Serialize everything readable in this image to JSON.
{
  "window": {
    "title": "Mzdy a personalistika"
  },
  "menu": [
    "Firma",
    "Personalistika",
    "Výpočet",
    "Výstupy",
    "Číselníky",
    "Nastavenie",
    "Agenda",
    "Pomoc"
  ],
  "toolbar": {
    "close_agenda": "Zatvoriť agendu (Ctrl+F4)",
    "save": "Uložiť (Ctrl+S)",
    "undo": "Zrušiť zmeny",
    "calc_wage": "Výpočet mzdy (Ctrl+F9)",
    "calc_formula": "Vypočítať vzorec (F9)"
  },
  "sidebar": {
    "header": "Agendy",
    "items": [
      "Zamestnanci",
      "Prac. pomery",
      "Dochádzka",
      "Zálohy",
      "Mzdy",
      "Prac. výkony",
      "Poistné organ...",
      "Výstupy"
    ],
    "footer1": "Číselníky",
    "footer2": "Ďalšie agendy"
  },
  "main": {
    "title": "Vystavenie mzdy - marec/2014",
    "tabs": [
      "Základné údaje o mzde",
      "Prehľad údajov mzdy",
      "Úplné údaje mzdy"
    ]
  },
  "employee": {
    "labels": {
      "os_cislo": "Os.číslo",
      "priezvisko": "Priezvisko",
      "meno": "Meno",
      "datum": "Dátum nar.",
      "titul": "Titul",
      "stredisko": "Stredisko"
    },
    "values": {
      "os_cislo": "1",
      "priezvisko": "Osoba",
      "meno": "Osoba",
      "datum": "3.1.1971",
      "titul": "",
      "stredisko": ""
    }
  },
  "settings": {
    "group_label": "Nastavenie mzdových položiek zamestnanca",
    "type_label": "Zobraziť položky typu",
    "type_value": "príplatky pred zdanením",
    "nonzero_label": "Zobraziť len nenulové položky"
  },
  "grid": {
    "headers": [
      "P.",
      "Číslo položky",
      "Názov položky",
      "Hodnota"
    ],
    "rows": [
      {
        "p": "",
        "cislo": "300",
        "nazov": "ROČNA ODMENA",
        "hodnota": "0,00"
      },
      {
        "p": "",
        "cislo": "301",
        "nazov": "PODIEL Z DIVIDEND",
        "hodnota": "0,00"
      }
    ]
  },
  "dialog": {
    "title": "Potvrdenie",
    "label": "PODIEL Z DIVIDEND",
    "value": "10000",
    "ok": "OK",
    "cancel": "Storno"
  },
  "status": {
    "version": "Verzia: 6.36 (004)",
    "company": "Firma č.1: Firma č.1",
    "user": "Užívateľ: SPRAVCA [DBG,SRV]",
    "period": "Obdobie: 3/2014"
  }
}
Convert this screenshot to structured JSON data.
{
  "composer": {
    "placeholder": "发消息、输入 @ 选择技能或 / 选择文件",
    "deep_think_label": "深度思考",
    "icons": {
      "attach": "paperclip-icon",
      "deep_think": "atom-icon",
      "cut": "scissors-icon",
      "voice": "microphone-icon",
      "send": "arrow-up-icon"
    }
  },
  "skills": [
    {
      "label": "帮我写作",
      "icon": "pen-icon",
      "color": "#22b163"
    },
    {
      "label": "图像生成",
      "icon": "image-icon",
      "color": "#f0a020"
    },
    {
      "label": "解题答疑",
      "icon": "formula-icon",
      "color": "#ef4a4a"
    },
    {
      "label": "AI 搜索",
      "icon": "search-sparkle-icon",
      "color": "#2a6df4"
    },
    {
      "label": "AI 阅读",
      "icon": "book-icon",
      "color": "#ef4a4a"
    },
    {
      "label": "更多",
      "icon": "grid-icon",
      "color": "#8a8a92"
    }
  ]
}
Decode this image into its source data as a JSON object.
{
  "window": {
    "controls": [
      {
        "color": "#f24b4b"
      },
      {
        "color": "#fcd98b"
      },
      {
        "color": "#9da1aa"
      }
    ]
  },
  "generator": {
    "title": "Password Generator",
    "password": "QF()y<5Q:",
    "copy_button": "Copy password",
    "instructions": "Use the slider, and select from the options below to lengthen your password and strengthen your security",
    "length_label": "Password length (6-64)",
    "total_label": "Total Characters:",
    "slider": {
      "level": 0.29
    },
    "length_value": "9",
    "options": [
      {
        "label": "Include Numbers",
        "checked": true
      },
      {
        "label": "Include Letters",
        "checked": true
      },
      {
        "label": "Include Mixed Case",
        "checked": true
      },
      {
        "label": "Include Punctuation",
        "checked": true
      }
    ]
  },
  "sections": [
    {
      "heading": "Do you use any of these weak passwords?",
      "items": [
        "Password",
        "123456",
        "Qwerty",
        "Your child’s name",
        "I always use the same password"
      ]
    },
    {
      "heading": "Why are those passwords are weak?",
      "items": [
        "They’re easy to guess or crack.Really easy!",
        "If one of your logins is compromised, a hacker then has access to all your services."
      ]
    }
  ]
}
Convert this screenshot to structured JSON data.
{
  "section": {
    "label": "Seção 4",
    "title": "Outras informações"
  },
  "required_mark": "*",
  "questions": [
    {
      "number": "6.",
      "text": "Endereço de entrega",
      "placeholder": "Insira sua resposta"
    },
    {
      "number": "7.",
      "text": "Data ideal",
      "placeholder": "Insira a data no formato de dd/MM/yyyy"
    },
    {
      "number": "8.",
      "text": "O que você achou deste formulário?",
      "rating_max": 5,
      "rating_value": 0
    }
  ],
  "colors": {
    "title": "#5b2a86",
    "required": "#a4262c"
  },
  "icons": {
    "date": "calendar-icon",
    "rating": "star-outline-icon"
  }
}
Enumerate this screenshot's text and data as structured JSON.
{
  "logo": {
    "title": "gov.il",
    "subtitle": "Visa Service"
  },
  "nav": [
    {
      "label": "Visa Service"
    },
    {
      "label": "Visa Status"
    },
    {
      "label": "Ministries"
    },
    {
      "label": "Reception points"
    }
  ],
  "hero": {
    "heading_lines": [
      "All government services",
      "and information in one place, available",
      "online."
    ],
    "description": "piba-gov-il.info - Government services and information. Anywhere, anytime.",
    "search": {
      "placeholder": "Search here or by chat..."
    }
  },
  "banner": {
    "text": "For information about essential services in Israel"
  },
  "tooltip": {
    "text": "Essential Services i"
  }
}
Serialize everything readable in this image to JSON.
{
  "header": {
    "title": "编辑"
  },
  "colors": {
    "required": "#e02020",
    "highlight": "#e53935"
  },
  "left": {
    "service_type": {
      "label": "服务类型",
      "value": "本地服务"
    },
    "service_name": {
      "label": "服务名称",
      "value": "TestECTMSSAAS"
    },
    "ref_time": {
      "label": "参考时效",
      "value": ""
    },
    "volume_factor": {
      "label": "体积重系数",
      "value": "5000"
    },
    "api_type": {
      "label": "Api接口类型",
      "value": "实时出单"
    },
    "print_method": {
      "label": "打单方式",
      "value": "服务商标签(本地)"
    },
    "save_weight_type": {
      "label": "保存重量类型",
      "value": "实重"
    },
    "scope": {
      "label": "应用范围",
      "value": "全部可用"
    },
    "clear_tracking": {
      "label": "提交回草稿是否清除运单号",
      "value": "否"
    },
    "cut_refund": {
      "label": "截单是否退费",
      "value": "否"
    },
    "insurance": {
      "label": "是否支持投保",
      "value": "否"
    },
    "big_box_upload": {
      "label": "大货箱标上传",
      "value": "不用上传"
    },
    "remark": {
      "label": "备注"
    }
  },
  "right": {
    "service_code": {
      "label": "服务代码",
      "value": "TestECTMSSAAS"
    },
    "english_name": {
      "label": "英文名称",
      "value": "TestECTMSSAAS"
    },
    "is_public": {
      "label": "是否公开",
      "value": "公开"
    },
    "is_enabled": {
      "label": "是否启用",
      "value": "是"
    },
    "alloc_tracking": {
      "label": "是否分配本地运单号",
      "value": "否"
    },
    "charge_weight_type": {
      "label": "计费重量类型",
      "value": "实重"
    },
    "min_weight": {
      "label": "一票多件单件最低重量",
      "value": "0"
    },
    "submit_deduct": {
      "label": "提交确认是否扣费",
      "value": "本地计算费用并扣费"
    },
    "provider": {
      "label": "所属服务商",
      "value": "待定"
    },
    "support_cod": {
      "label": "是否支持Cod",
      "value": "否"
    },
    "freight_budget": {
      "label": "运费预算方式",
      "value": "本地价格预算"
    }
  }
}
━━━━━━━━━━━━━━━━
#### [Set problem]
Give only a number: how many lines of the data hold the string "placeholder"?

#### [Expected output]
4